Items listed in a dataset
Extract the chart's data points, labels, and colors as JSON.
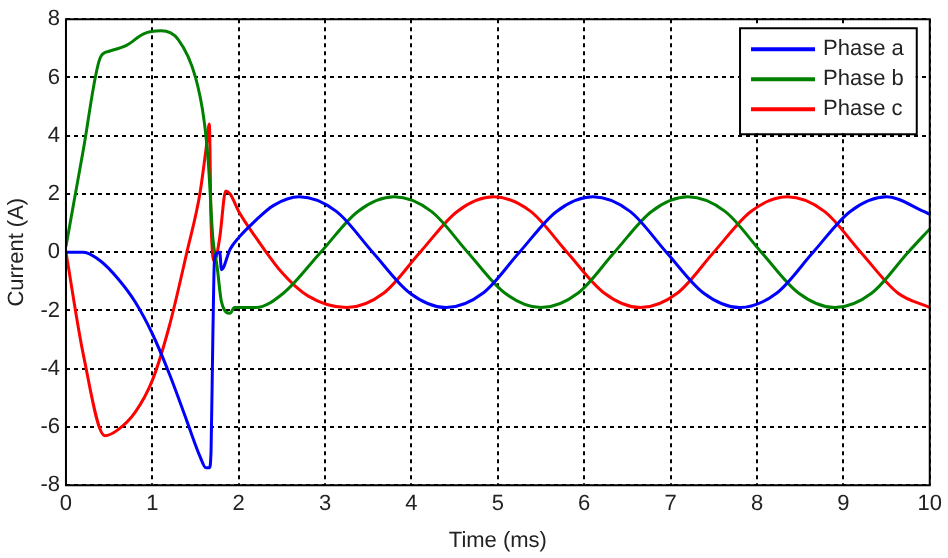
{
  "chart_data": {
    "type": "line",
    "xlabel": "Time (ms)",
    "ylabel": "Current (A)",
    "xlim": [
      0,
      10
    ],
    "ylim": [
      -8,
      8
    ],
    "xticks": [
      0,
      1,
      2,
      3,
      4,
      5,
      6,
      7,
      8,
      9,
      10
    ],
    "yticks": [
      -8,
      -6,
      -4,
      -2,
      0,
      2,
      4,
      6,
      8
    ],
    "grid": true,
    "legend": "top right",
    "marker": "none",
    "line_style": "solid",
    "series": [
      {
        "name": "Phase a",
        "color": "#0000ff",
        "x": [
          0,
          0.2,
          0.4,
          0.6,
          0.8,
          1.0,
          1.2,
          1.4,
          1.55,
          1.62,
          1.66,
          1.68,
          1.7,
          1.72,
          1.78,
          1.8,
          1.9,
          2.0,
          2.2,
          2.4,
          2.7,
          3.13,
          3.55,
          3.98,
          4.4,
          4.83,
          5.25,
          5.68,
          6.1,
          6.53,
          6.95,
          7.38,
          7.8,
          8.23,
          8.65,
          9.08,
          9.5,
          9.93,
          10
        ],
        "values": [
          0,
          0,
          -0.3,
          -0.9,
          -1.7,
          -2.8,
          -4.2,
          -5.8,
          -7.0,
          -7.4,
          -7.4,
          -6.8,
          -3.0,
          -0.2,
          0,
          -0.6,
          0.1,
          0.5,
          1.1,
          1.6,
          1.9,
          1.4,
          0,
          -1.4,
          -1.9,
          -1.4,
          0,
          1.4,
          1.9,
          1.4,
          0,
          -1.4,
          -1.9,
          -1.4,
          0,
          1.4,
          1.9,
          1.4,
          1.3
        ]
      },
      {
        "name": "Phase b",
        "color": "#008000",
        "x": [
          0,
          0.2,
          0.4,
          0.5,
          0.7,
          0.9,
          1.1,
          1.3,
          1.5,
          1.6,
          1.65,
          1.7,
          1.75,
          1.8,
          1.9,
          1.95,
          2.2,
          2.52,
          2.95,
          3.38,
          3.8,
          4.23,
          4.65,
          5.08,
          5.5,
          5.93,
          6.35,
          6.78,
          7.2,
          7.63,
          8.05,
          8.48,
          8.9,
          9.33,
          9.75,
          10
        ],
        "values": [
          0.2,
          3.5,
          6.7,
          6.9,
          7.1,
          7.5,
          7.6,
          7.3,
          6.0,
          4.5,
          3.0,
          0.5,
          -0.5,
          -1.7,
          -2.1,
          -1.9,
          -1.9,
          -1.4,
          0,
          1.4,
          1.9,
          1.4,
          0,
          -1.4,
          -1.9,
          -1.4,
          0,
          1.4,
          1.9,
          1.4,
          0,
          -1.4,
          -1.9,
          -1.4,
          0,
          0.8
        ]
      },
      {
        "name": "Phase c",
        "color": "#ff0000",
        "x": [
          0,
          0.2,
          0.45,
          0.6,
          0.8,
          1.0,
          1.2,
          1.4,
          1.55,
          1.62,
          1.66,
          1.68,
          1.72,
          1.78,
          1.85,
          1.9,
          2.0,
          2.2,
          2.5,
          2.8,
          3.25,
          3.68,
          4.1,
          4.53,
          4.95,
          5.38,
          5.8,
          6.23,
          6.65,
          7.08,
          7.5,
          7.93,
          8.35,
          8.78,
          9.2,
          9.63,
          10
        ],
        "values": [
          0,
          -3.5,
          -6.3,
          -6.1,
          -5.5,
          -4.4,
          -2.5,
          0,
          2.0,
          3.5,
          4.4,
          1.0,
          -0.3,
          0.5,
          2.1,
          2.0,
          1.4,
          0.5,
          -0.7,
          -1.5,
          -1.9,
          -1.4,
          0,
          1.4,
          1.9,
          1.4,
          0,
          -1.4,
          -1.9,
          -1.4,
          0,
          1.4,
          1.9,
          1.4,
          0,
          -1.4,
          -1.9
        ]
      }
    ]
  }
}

▶ **Your objective**
Copy out all of the material exactly as written, without its pictures.

▶ **Solution below**
Extract the chart's data points, labels, and colors as JSON.
{
  "chart_data": {
    "type": "line",
    "xlabel": "Time (ms)",
    "ylabel": "Current (A)",
    "xlim": [
      0,
      10
    ],
    "ylim": [
      -8,
      8
    ],
    "xticks": [
      0,
      1,
      2,
      3,
      4,
      5,
      6,
      7,
      8,
      9,
      10
    ],
    "yticks": [
      -8,
      -6,
      -4,
      -2,
      0,
      2,
      4,
      6,
      8
    ],
    "grid": true,
    "legend": "top right",
    "marker": "none",
    "line_style": "solid",
    "series": [
      {
        "name": "Phase a",
        "color": "#0000ff",
        "x": [
          0,
          0.2,
          0.4,
          0.6,
          0.8,
          1.0,
          1.2,
          1.4,
          1.55,
          1.62,
          1.66,
          1.68,
          1.7,
          1.72,
          1.78,
          1.8,
          1.9,
          2.0,
          2.2,
          2.4,
          2.7,
          3.13,
          3.55,
          3.98,
          4.4,
          4.83,
          5.25,
          5.68,
          6.1,
          6.53,
          6.95,
          7.38,
          7.8,
          8.23,
          8.65,
          9.08,
          9.5,
          9.93,
          10
        ],
        "values": [
          0,
          0,
          -0.3,
          -0.9,
          -1.7,
          -2.8,
          -4.2,
          -5.8,
          -7.0,
          -7.4,
          -7.4,
          -6.8,
          -3.0,
          -0.2,
          0,
          -0.6,
          0.1,
          0.5,
          1.1,
          1.6,
          1.9,
          1.4,
          0,
          -1.4,
          -1.9,
          -1.4,
          0,
          1.4,
          1.9,
          1.4,
          0,
          -1.4,
          -1.9,
          -1.4,
          0,
          1.4,
          1.9,
          1.4,
          1.3
        ]
      },
      {
        "name": "Phase b",
        "color": "#008000",
        "x": [
          0,
          0.2,
          0.4,
          0.5,
          0.7,
          0.9,
          1.1,
          1.3,
          1.5,
          1.6,
          1.65,
          1.7,
          1.75,
          1.8,
          1.9,
          1.95,
          2.2,
          2.52,
          2.95,
          3.38,
          3.8,
          4.23,
          4.65,
          5.08,
          5.5,
          5.93,
          6.35,
          6.78,
          7.2,
          7.63,
          8.05,
          8.48,
          8.9,
          9.33,
          9.75,
          10
        ],
        "values": [
          0.2,
          3.5,
          6.7,
          6.9,
          7.1,
          7.5,
          7.6,
          7.3,
          6.0,
          4.5,
          3.0,
          0.5,
          -0.5,
          -1.7,
          -2.1,
          -1.9,
          -1.9,
          -1.4,
          0,
          1.4,
          1.9,
          1.4,
          0,
          -1.4,
          -1.9,
          -1.4,
          0,
          1.4,
          1.9,
          1.4,
          0,
          -1.4,
          -1.9,
          -1.4,
          0,
          0.8
        ]
      },
      {
        "name": "Phase c",
        "color": "#ff0000",
        "x": [
          0,
          0.2,
          0.45,
          0.6,
          0.8,
          1.0,
          1.2,
          1.4,
          1.55,
          1.62,
          1.66,
          1.68,
          1.72,
          1.78,
          1.85,
          1.9,
          2.0,
          2.2,
          2.5,
          2.8,
          3.25,
          3.68,
          4.1,
          4.53,
          4.95,
          5.38,
          5.8,
          6.23,
          6.65,
          7.08,
          7.5,
          7.93,
          8.35,
          8.78,
          9.2,
          9.63,
          10
        ],
        "values": [
          0,
          -3.5,
          -6.3,
          -6.1,
          -5.5,
          -4.4,
          -2.5,
          0,
          2.0,
          3.5,
          4.4,
          1.0,
          -0.3,
          0.5,
          2.1,
          2.0,
          1.4,
          0.5,
          -0.7,
          -1.5,
          -1.9,
          -1.4,
          0,
          1.4,
          1.9,
          1.4,
          0,
          -1.4,
          -1.9,
          -1.4,
          0,
          1.4,
          1.9,
          1.4,
          0,
          -1.4,
          -1.9
        ]
      }
    ]
  }
}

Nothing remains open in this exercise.